• **Exercise requirements**: Without skipping anything, write out each record below exactly.

• **Data provided**:
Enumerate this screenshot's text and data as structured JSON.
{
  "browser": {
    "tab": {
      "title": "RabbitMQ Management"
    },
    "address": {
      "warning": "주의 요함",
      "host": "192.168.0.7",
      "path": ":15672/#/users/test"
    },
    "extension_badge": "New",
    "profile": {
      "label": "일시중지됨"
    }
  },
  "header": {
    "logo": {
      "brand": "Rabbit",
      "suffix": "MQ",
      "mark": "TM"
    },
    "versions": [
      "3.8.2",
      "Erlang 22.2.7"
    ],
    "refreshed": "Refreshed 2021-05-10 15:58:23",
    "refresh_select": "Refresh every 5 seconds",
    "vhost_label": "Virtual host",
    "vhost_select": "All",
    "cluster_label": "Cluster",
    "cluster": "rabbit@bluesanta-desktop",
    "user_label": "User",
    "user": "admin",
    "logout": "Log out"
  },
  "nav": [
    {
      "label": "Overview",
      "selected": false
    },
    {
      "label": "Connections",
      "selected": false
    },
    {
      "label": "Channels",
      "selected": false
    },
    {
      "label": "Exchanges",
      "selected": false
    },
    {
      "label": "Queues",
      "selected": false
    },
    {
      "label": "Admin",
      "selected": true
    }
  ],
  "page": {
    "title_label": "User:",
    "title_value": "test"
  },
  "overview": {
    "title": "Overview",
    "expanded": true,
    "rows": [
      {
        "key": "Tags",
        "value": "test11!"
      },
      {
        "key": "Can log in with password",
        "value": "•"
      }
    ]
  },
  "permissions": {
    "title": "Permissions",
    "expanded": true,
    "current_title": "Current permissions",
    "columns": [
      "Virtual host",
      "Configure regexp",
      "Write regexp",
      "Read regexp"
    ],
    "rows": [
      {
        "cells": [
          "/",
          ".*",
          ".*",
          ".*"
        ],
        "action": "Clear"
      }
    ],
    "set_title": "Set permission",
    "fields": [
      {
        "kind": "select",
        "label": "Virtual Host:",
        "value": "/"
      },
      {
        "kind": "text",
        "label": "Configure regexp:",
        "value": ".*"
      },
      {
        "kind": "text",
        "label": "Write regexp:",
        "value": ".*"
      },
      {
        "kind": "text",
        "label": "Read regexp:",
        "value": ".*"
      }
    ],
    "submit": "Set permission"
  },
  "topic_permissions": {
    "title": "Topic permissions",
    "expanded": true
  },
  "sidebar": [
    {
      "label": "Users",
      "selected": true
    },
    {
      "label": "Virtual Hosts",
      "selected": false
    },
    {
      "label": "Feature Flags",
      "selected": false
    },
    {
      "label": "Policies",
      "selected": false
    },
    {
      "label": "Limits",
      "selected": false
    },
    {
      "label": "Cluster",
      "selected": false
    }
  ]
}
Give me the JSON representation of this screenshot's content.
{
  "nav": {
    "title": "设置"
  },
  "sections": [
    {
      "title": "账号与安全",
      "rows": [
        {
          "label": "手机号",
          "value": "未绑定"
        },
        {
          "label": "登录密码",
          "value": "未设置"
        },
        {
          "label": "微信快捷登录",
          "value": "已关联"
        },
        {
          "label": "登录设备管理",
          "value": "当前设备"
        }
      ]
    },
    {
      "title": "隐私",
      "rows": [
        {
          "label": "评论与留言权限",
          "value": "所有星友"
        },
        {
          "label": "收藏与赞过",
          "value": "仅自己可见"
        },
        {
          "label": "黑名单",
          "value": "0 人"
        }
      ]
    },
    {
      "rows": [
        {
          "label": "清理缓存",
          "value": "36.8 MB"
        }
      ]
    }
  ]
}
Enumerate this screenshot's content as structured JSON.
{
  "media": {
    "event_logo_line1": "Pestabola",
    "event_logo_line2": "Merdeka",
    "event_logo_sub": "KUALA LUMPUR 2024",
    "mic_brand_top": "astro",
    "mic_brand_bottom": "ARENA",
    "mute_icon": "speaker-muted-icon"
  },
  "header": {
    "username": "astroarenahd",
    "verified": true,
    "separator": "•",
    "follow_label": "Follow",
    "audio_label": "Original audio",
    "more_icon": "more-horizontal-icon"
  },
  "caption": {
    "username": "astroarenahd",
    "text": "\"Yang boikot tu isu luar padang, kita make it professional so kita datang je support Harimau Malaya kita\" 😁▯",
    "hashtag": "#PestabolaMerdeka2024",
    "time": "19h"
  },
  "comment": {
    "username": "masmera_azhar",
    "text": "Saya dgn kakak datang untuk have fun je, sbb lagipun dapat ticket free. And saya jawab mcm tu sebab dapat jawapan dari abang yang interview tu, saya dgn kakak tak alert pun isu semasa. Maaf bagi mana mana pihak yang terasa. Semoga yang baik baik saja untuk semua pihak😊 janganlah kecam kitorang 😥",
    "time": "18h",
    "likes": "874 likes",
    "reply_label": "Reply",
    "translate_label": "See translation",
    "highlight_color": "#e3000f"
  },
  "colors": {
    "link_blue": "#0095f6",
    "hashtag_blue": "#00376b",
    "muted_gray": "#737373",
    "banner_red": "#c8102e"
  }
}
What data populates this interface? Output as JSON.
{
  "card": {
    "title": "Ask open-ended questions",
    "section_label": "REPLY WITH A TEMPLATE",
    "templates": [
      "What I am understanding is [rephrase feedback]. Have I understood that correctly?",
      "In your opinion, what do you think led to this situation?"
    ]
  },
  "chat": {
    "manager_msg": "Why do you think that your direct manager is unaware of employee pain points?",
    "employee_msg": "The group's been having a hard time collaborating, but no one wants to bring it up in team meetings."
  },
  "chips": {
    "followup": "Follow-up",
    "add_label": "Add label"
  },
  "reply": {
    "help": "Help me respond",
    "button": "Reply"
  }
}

• **Full solution**:
Enumerate this screenshot's text and data as structured JSON.
{
  "browser": {
    "tab": {
      "title": "RabbitMQ Management"
    },
    "address": {
      "warning": "주의 요함",
      "host": "192.168.0.7",
      "path": ":15672/#/users/test"
    },
    "extension_badge": "New",
    "profile": {
      "label": "일시중지됨"
    }
  },
  "header": {
    "logo": {
      "brand": "Rabbit",
      "suffix": "MQ",
      "mark": "TM"
    },
    "versions": [
      "3.8.2",
      "Erlang 22.2.7"
    ],
    "refreshed": "Refreshed 2021-05-10 15:58:23",
    "refresh_select": "Refresh every 5 seconds",
    "vhost_label": "Virtual host",
    "vhost_select": "All",
    "cluster_label": "Cluster",
    "cluster": "rabbit@bluesanta-desktop",
    "user_label": "User",
    "user": "admin",
    "logout": "Log out"
  },
  "nav": [
    {
      "label": "Overview",
      "selected": false
    },
    {
      "label": "Connections",
      "selected": false
    },
    {
      "label": "Channels",
      "selected": false
    },
    {
      "label": "Exchanges",
      "selected": false
    },
    {
      "label": "Queues",
      "selected": false
    },
    {
      "label": "Admin",
      "selected": true
    }
  ],
  "page": {
    "title_label": "User:",
    "title_value": "test"
  },
  "overview": {
    "title": "Overview",
    "expanded": true,
    "rows": [
      {
        "key": "Tags",
        "value": "test11!"
      },
      {
        "key": "Can log in with password",
        "value": "•"
      }
    ]
  },
  "permissions": {
    "title": "Permissions",
    "expanded": true,
    "current_title": "Current permissions",
    "columns": [
      "Virtual host",
      "Configure regexp",
      "Write regexp",
      "Read regexp"
    ],
    "rows": [
      {
        "cells": [
          "/",
          ".*",
          ".*",
          ".*"
        ],
        "action": "Clear"
      }
    ],
    "set_title": "Set permission",
    "fields": [
      {
        "kind": "select",
        "label": "Virtual Host:",
        "value": "/"
      },
      {
        "kind": "text",
        "label": "Configure regexp:",
        "value": ".*"
      },
      {
        "kind": "text",
        "label": "Write regexp:",
        "value": ".*"
      },
      {
        "kind": "text",
        "label": "Read regexp:",
        "value": ".*"
      }
    ],
    "submit": "Set permission"
  },
  "topic_permissions": {
    "title": "Topic permissions",
    "expanded": true
  },
  "sidebar": [
    {
      "label": "Users",
      "selected": true
    },
    {
      "label": "Virtual Hosts",
      "selected": false
    },
    {
      "label": "Feature Flags",
      "selected": false
    },
    {
      "label": "Policies",
      "selected": false
    },
    {
      "label": "Limits",
      "selected": false
    },
    {
      "label": "Cluster",
      "selected": false
    }
  ]
}
Give me the JSON representation of this screenshot's content.
{
  "nav": {
    "title": "设置"
  },
  "sections": [
    {
      "title": "账号与安全",
      "rows": [
        {
          "label": "手机号",
          "value": "未绑定"
        },
        {
          "label": "登录密码",
          "value": "未设置"
        },
        {
          "label": "微信快捷登录",
          "value": "已关联"
        },
        {
          "label": "登录设备管理",
          "value": "当前设备"
        }
      ]
    },
    {
      "title": "隐私",
      "rows": [
        {
          "label": "评论与留言权限",
          "value": "所有星友"
        },
        {
          "label": "收藏与赞过",
          "value": "仅自己可见"
        },
        {
          "label": "黑名单",
          "value": "0 人"
        }
      ]
    },
    {
      "rows": [
        {
          "label": "清理缓存",
          "value": "36.8 MB"
        }
      ]
    }
  ]
}
Enumerate this screenshot's content as structured JSON.
{
  "media": {
    "event_logo_line1": "Pestabola",
    "event_logo_line2": "Merdeka",
    "event_logo_sub": "KUALA LUMPUR 2024",
    "mic_brand_top": "astro",
    "mic_brand_bottom": "ARENA",
    "mute_icon": "speaker-muted-icon"
  },
  "header": {
    "username": "astroarenahd",
    "verified": true,
    "separator": "•",
    "follow_label": "Follow",
    "audio_label": "Original audio",
    "more_icon": "more-horizontal-icon"
  },
  "caption": {
    "username": "astroarenahd",
    "text": "\"Yang boikot tu isu luar padang, kita make it professional so kita datang je support Harimau Malaya kita\" 😁▯",
    "hashtag": "#PestabolaMerdeka2024",
    "time": "19h"
  },
  "comment": {
    "username": "masmera_azhar",
    "text": "Saya dgn kakak datang untuk have fun je, sbb lagipun dapat ticket free. And saya jawab mcm tu sebab dapat jawapan dari abang yang interview tu, saya dgn kakak tak alert pun isu semasa. Maaf bagi mana mana pihak yang terasa. Semoga yang baik baik saja untuk semua pihak😊 janganlah kecam kitorang 😥",
    "time": "18h",
    "likes": "874 likes",
    "reply_label": "Reply",
    "translate_label": "See translation",
    "highlight_color": "#e3000f"
  },
  "colors": {
    "link_blue": "#0095f6",
    "hashtag_blue": "#00376b",
    "muted_gray": "#737373",
    "banner_red": "#c8102e"
  }
}
What data populates this interface? Output as JSON.
{
  "card": {
    "title": "Ask open-ended questions",
    "section_label": "REPLY WITH A TEMPLATE",
    "templates": [
      "What I am understanding is [rephrase feedback]. Have I understood that correctly?",
      "In your opinion, what do you think led to this situation?"
    ]
  },
  "chat": {
    "manager_msg": "Why do you think that your direct manager is unaware of employee pain points?",
    "employee_msg": "The group's been having a hard time collaborating, but no one wants to bring it up in team meetings."
  },
  "chips": {
    "followup": "Follow-up",
    "add_label": "Add label"
  },
  "reply": {
    "help": "Help me respond",
    "button": "Reply"
  }
}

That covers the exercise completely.